--- DATASET ENTRIES ---

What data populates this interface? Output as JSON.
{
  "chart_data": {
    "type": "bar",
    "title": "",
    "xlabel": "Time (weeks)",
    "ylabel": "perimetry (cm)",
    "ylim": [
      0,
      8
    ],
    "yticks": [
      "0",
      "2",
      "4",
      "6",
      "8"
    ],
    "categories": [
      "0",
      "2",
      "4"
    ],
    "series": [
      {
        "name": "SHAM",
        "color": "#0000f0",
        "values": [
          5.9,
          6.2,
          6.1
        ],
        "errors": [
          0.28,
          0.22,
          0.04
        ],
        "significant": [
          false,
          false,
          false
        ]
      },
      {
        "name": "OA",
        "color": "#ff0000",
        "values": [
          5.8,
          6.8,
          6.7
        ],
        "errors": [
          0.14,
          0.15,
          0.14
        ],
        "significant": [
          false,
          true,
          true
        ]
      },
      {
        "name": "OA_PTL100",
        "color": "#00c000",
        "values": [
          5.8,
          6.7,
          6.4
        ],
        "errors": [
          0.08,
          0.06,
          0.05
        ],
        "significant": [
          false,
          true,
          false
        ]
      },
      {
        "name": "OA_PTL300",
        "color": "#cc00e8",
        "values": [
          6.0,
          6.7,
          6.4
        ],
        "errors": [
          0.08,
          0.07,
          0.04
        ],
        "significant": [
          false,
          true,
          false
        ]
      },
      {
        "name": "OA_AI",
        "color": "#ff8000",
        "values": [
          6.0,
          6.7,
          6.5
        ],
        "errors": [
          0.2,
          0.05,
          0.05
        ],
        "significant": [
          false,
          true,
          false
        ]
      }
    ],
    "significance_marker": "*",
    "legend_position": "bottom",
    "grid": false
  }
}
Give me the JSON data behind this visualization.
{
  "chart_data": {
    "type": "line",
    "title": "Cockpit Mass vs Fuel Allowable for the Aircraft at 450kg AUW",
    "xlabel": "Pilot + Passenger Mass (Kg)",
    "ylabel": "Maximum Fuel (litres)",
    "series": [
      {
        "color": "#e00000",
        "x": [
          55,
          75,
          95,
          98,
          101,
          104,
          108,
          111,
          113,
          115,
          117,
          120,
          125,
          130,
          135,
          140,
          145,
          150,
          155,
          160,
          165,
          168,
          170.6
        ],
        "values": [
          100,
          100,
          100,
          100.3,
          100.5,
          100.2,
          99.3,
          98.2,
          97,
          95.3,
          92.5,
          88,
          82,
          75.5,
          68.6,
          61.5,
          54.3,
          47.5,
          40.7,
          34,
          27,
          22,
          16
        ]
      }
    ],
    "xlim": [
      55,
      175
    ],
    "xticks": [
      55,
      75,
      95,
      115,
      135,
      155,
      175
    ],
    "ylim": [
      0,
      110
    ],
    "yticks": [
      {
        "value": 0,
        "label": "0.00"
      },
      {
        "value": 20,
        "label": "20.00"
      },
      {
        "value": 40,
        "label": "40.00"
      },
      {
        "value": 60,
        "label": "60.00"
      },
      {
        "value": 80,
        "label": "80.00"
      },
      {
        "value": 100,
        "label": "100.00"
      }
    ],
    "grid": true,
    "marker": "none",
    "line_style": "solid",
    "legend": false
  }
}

---

EXERCISE DETAILS:
Scan the data for the word "Fuel" and copy every line where it shows up.

SOLUTION TO THIS TASK:
    "title": "Cockpit Mass vs Fuel Allowable for the Aircraft at 450kg AUW",
    "ylabel": "Maximum Fuel (litres)",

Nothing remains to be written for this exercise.